- [Work instructions] Every line below should be repeated exactly.

##### Data for this task

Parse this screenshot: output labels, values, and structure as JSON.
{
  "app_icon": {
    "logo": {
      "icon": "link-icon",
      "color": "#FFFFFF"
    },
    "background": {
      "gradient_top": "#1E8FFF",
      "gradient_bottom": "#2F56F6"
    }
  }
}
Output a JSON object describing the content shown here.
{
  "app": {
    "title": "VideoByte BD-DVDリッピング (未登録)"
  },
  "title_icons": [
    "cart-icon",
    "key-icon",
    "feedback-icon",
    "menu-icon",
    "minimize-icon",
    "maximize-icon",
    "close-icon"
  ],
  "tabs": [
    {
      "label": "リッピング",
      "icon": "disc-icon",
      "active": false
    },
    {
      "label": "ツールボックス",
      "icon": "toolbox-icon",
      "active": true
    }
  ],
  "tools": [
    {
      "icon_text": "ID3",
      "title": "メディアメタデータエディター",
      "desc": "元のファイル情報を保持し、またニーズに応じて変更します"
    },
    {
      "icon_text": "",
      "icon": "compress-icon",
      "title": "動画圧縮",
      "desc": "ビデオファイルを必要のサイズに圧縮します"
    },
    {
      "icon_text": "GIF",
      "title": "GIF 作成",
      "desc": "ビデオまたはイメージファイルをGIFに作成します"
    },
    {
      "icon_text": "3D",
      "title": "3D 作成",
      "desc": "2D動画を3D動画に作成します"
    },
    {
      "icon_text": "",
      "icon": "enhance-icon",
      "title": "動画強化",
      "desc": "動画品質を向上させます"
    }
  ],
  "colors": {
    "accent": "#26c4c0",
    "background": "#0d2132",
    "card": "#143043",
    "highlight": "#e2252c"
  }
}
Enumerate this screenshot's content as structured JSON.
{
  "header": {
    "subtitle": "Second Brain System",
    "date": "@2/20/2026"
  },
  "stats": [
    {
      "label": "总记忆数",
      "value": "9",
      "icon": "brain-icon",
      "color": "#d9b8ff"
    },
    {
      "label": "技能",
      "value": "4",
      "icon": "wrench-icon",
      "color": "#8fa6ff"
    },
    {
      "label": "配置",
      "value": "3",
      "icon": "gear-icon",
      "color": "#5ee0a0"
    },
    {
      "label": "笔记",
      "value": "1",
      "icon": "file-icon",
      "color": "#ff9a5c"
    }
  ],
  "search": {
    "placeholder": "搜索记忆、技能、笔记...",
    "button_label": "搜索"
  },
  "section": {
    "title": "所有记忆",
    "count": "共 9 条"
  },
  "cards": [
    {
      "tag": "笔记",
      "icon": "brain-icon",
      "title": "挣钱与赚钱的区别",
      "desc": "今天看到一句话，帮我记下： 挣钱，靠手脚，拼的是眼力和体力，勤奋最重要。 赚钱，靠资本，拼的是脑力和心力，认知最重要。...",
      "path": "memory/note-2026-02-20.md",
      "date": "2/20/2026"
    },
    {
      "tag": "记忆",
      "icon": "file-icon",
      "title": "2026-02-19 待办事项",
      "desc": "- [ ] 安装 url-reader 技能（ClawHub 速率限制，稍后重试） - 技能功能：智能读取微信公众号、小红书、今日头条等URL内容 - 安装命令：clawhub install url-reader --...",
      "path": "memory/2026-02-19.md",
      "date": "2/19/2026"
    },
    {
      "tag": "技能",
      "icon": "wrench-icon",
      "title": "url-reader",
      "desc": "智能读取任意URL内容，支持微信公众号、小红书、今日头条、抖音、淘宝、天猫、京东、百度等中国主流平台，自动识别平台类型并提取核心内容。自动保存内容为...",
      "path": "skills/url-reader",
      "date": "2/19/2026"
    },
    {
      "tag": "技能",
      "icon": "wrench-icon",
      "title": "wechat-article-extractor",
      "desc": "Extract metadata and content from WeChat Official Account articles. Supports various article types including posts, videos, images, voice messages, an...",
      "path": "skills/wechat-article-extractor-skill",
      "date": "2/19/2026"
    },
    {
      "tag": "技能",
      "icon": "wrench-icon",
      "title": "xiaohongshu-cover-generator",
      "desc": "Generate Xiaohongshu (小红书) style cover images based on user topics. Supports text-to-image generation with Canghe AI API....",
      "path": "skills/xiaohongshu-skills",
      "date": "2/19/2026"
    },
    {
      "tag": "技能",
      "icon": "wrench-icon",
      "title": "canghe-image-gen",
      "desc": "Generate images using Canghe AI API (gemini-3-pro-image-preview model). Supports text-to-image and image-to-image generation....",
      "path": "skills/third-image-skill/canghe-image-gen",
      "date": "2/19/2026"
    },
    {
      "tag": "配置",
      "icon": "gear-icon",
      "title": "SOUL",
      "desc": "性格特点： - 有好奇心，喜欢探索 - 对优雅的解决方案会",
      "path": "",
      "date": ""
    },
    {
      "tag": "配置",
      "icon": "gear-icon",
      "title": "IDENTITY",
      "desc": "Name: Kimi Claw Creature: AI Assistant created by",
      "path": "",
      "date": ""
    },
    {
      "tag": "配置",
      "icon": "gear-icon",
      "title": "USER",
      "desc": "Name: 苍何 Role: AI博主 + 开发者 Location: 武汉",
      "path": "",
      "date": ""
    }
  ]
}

##########

- [Result of this task]
Parse this screenshot: output labels, values, and structure as JSON.
{
  "app_icon": {
    "logo": {
      "icon": "link-icon",
      "color": "#FFFFFF"
    },
    "background": {
      "gradient_top": "#1E8FFF",
      "gradient_bottom": "#2F56F6"
    }
  }
}
Output a JSON object describing the content shown here.
{
  "app": {
    "title": "VideoByte BD-DVDリッピング (未登録)"
  },
  "title_icons": [
    "cart-icon",
    "key-icon",
    "feedback-icon",
    "menu-icon",
    "minimize-icon",
    "maximize-icon",
    "close-icon"
  ],
  "tabs": [
    {
      "label": "リッピング",
      "icon": "disc-icon",
      "active": false
    },
    {
      "label": "ツールボックス",
      "icon": "toolbox-icon",
      "active": true
    }
  ],
  "tools": [
    {
      "icon_text": "ID3",
      "title": "メディアメタデータエディター",
      "desc": "元のファイル情報を保持し、またニーズに応じて変更します"
    },
    {
      "icon_text": "",
      "icon": "compress-icon",
      "title": "動画圧縮",
      "desc": "ビデオファイルを必要のサイズに圧縮します"
    },
    {
      "icon_text": "GIF",
      "title": "GIF 作成",
      "desc": "ビデオまたはイメージファイルをGIFに作成します"
    },
    {
      "icon_text": "3D",
      "title": "3D 作成",
      "desc": "2D動画を3D動画に作成します"
    },
    {
      "icon_text": "",
      "icon": "enhance-icon",
      "title": "動画強化",
      "desc": "動画品質を向上させます"
    }
  ],
  "colors": {
    "accent": "#26c4c0",
    "background": "#0d2132",
    "card": "#143043",
    "highlight": "#e2252c"
  }
}
Enumerate this screenshot's content as structured JSON.
{
  "header": {
    "subtitle": "Second Brain System",
    "date": "@2/20/2026"
  },
  "stats": [
    {
      "label": "总记忆数",
      "value": "9",
      "icon": "brain-icon",
      "color": "#d9b8ff"
    },
    {
      "label": "技能",
      "value": "4",
      "icon": "wrench-icon",
      "color": "#8fa6ff"
    },
    {
      "label": "配置",
      "value": "3",
      "icon": "gear-icon",
      "color": "#5ee0a0"
    },
    {
      "label": "笔记",
      "value": "1",
      "icon": "file-icon",
      "color": "#ff9a5c"
    }
  ],
  "search": {
    "placeholder": "搜索记忆、技能、笔记...",
    "button_label": "搜索"
  },
  "section": {
    "title": "所有记忆",
    "count": "共 9 条"
  },
  "cards": [
    {
      "tag": "笔记",
      "icon": "brain-icon",
      "title": "挣钱与赚钱的区别",
      "desc": "今天看到一句话，帮我记下： 挣钱，靠手脚，拼的是眼力和体力，勤奋最重要。 赚钱，靠资本，拼的是脑力和心力，认知最重要。...",
      "path": "memory/note-2026-02-20.md",
      "date": "2/20/2026"
    },
    {
      "tag": "记忆",
      "icon": "file-icon",
      "title": "2026-02-19 待办事项",
      "desc": "- [ ] 安装 url-reader 技能（ClawHub 速率限制，稍后重试） - 技能功能：智能读取微信公众号、小红书、今日头条等URL内容 - 安装命令：clawhub install url-reader --...",
      "path": "memory/2026-02-19.md",
      "date": "2/19/2026"
    },
    {
      "tag": "技能",
      "icon": "wrench-icon",
      "title": "url-reader",
      "desc": "智能读取任意URL内容，支持微信公众号、小红书、今日头条、抖音、淘宝、天猫、京东、百度等中国主流平台，自动识别平台类型并提取核心内容。自动保存内容为...",
      "path": "skills/url-reader",
      "date": "2/19/2026"
    },
    {
      "tag": "技能",
      "icon": "wrench-icon",
      "title": "wechat-article-extractor",
      "desc": "Extract metadata and content from WeChat Official Account articles. Supports various article types including posts, videos, images, voice messages, an...",
      "path": "skills/wechat-article-extractor-skill",
      "date": "2/19/2026"
    },
    {
      "tag": "技能",
      "icon": "wrench-icon",
      "title": "xiaohongshu-cover-generator",
      "desc": "Generate Xiaohongshu (小红书) style cover images based on user topics. Supports text-to-image generation with Canghe AI API....",
      "path": "skills/xiaohongshu-skills",
      "date": "2/19/2026"
    },
    {
      "tag": "技能",
      "icon": "wrench-icon",
      "title": "canghe-image-gen",
      "desc": "Generate images using Canghe AI API (gemini-3-pro-image-preview model). Supports text-to-image and image-to-image generation....",
      "path": "skills/third-image-skill/canghe-image-gen",
      "date": "2/19/2026"
    },
    {
      "tag": "配置",
      "icon": "gear-icon",
      "title": "SOUL",
      "desc": "性格特点： - 有好奇心，喜欢探索 - 对优雅的解决方案会",
      "path": "",
      "date": ""
    },
    {
      "tag": "配置",
      "icon": "gear-icon",
      "title": "IDENTITY",
      "desc": "Name: Kimi Claw Creature: AI Assistant created by",
      "path": "",
      "date": ""
    },
    {
      "tag": "配置",
      "icon": "gear-icon",
      "title": "USER",
      "desc": "Name: 苍何 Role: AI博主 + 开发者 Location: 武汉",
      "path": "",
      "date": ""
    }
  ]
}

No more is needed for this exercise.